▶ **DIRECTION**: Copy every line of the records below that holds the word "воздушно".

+++ EXERCISE MATERIAL

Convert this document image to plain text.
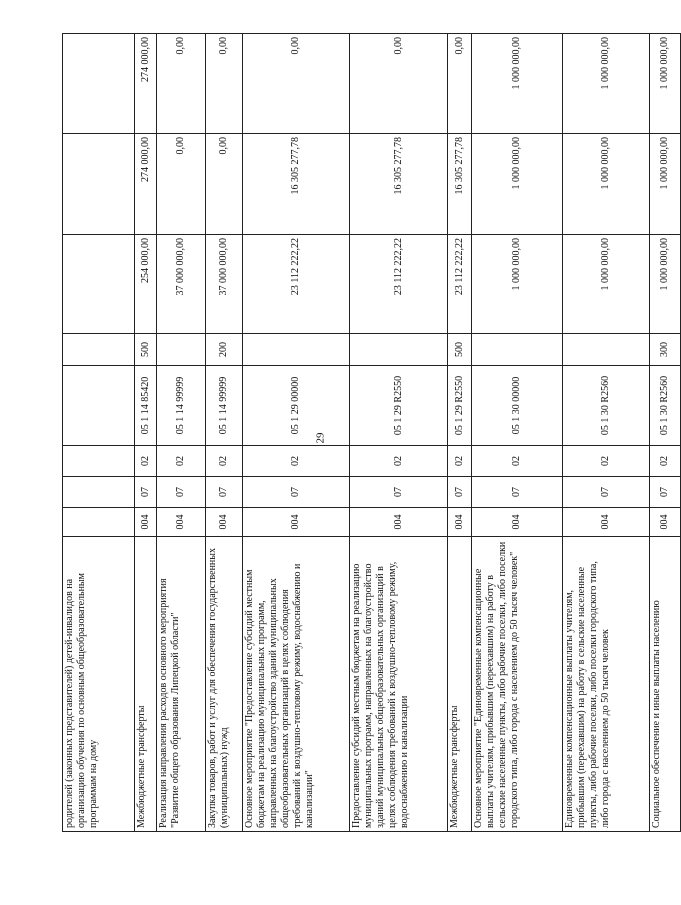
29
родителей (законных представителей) детей-инвалидов на организацию обучения по основным общеобразовательным программам на дому								
Межбюджетные трансферты	004	07	02	05 1 14 85420	500	254 000,00	274 000,00	274 000,00
Реализация направления расходов основного мероприятия "Развитие общего образования Липецкой области"	004	07	02	05 1 14 99999		37 000 000,00	0,00	0,00
Закупка товаров, работ и услуг для обеспечения государственных (муниципальных) нужд	004	07	02	05 1 14 99999	200	37 000 000,00	0,00	0,00
Основное мероприятие "Предоставление субсидий местным бюджетам на реализацию муниципальных программ, направленных на благоустройство зданий муниципальных общеобразовательных организаций в целях соблюдения требований к воздушно-тепловому режиму, водоснабжению и канализации"	004	07	02	05 1 29 00000		23 112 222,22	16 305 277,78	0,00
Предоставление субсидий местным бюджетам на реализацию муниципальных программ, направленных на благоустройство зданий муниципальных общеобразовательных организаций в целях соблюдения требований к воздушно-тепловому режиму, водоснабжению и канализации	004	07	02	05 1 29 R2550		23 112 222,22	16 305 277,78	0,00
Межбюджетные трансферты	004	07	02	05 1 29 R2550	500	23 112 222,22	16 305 277,78	0,00
Основное мероприятие "Единовременные компенсационные выплаты учителям, прибывшим (переехавшим) на работу в сельские населенные пункты, либо рабочие поселки, либо поселки городского типа, либо города с населением до 50 тысяч человек"	004	07	02	05 1 30 00000		1 000 000,00	1 000 000,00	1 000 000,00
Единовременные компенсационные выплаты учителям, прибывшим (переехавшим) на работу в сельские населенные пункты, либо рабочие поселки, либо поселки городского типа, либо города с населением до 50 тысяч человек	004	07	02	05 1 30 R2560		1 000 000,00	1 000 000,00	1 000 000,00
Социальное обеспечение и иные выплаты населению	004	07	02	05 1 30 R2560	300	1 000 000,00	1 000 000,00	1 000 000,00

++++++

▶ **SOLVED EXERCISE**:
Основное мероприятие "Предоставление субсидий местным бюджетам на реализацию муниципальных программ, направленных на благоустройство зданий муниципальных общеобразовательных организаций в целях соблюдения требований к воздушно-тепловому режиму, водоснабжению и канализации"	004	07	02	05 1 29 00000		23 112 222,22	16 305 277,78	0,00
Предоставление субсидий местным бюджетам на реализацию муниципальных программ, направленных на благоустройство зданий муниципальных общеобразовательных организаций в целях соблюдения требований к воздушно-тепловому режиму, водоснабжению и канализации	004	07	02	05 1 29 R2550		23 112 222,22	16 305 277,78	0,00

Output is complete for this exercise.